**Page text**:

After that, I went back to my hotel room and read for a while. At around 1pm, I decided that it was time to think about food. I decided that Applebee’s was a block or so away, so I decided to walk there. As I went, I decided to walk some extra distance (around the entire plaza Applebee’s is in) in order to make a full twenty minute walk. Hey, I decided that I might as well get my exercise in, too. In fact, I did a lot of walking on Saturday. In all, I know for sure that I walked over forty minutes total that day. Go me!

When I got done with my walk, I decided I didn’t want to go to Applebee’s, though. Instead, I decided I was in the mood for Chinese, so I hit the buffet in the same plaza. I think I mainly wanted it because of the beef and broccoli. I’ve been wanting more vegetables again, and I’m tired of raw vegetables. I think I might look into having more stir fries for meals.

After lunch, I decided to go for a soak in the jacuzzi. That was highly enjoyable. And then after that, i decided to go for a drive around the Vestal and Binghamton areas. I’m trying to learn those areas better. I’d really like to know where I am and how to get where I want to go. I mean, usually, I just have Mike drive while we’re together. But it’d be nice if I could get around when I’m not with him. So I’m working on improving that.

Other than that, I just relaxed the rest of the day. It was quite nice. I had the curtains in the hotel room open for most of the day, too. I’m coming to the conclusion that I’m not getting enough sunlight. On Saturday, I was very energized and relaxed, and I think a lot of it has to do with how much time I spent in the sun. So I might have to make some lifestyle changes there. I’m also looking at seeing if putting those “full spectrum light bulbs” in my computer room would help a bit. I don’t think I can rely on that alone, but maybe it would at least help my motivation enough to get me out of the house to get some real sunlight.

I also think I gained a bit of insight into my struggle to exercise. For some stupid reason, my brain fights the idea because I feel like it’s an “obligation.” I know that’s stupid, but it’s true. So I need to find a way to make it an enjoyable thing. More than that, I need to make it something I want to do. I had absolutely no problem walking all that time in Vestal.

Of course, part of that is because I was walking someplace. I wasn’t just going for a twenty minute trek around a walking path, or weaving through the mall for twenty minutes. I was going for a stroll to eat lunch. Or I was walking over to the gas station to get a couple liters of water. Or I was walking to the drug store to get some odds and ends I forgot. I can handle that so much better. Too bad there’s no place to walk to here at home. Well, there’s the gas station, but that’s three miles away.

I’ll have to figure something out.

He’s back in print!

Today, I ran to Waldenbook’s to pick up my order. I got a copy of both Witchcraft Today and The Meaning of Witchcraft by Gerald Gardner. After being told that they weren’t available in the U.S. six to nine months ago, I was finally able to order a copy of them. Of course, I have used copies of both, but I was glad to get brand new copies. Especially since my used copy of Witchcraft Today is so old the pages are just about falling out and my copy of The Meaning of Witchcraft has a blank (misprinting) page in it. That was annoying when I found it. So I’m glad to have new, in print copies.

**Stated task**:
Condense the blog post's paragraph beginning "When I got done with my walk" into a shorter version that keeps its main facts.

Stored items:
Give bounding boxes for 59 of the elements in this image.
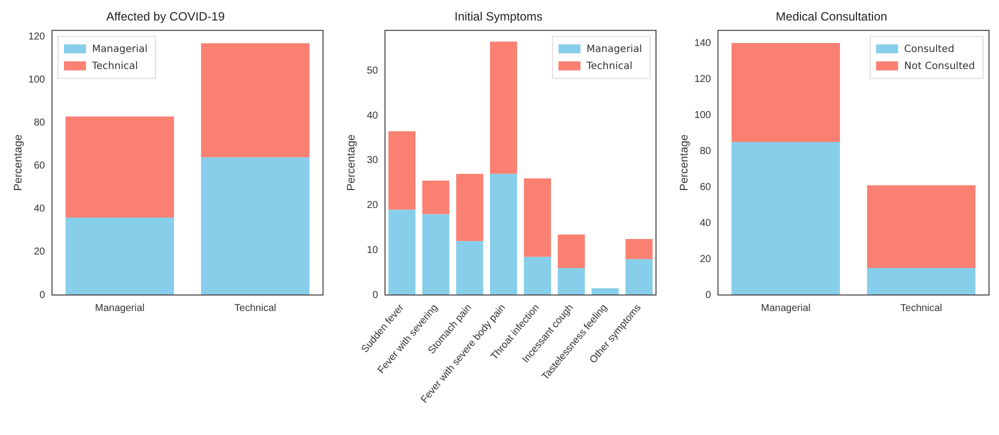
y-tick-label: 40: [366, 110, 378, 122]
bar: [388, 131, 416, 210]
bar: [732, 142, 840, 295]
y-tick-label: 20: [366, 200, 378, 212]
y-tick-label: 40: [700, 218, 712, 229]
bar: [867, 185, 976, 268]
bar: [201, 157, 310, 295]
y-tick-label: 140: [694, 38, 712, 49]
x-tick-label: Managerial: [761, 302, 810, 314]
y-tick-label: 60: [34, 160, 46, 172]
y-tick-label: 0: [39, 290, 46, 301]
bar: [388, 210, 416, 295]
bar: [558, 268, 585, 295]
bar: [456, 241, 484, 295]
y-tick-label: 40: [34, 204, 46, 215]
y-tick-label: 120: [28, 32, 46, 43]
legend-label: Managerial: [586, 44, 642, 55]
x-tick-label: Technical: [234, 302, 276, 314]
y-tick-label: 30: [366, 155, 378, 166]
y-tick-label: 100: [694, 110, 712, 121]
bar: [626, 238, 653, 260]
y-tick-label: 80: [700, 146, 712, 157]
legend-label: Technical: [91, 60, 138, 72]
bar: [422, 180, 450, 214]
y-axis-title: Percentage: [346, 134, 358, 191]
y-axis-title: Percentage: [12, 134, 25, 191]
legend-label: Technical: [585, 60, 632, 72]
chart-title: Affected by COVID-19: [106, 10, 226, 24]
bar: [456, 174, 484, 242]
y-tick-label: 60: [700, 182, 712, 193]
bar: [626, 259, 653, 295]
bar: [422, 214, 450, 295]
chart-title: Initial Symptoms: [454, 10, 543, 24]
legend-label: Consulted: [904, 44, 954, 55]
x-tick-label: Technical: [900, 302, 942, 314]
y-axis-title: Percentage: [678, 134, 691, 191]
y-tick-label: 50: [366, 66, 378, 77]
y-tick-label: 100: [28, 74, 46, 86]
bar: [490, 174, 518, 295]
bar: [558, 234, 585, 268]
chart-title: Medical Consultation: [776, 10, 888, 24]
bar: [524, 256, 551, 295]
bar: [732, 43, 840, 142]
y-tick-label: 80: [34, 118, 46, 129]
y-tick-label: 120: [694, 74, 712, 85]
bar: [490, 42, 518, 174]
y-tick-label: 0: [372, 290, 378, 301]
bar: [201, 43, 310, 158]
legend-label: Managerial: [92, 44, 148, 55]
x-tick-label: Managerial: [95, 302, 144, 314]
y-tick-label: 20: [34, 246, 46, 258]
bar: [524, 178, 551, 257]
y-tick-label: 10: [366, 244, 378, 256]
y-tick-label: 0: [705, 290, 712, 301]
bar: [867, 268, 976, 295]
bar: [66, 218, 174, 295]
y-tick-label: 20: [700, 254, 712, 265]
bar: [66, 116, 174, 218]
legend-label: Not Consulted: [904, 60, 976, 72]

**The solution**:
After the walk, I skipped Applebee's and went to the Chinese buffet in the same plaza, mainly for the beef and broccoli. I've been wanting more vegetables but am tired of raw ones, so I may start having more stir fries for meals.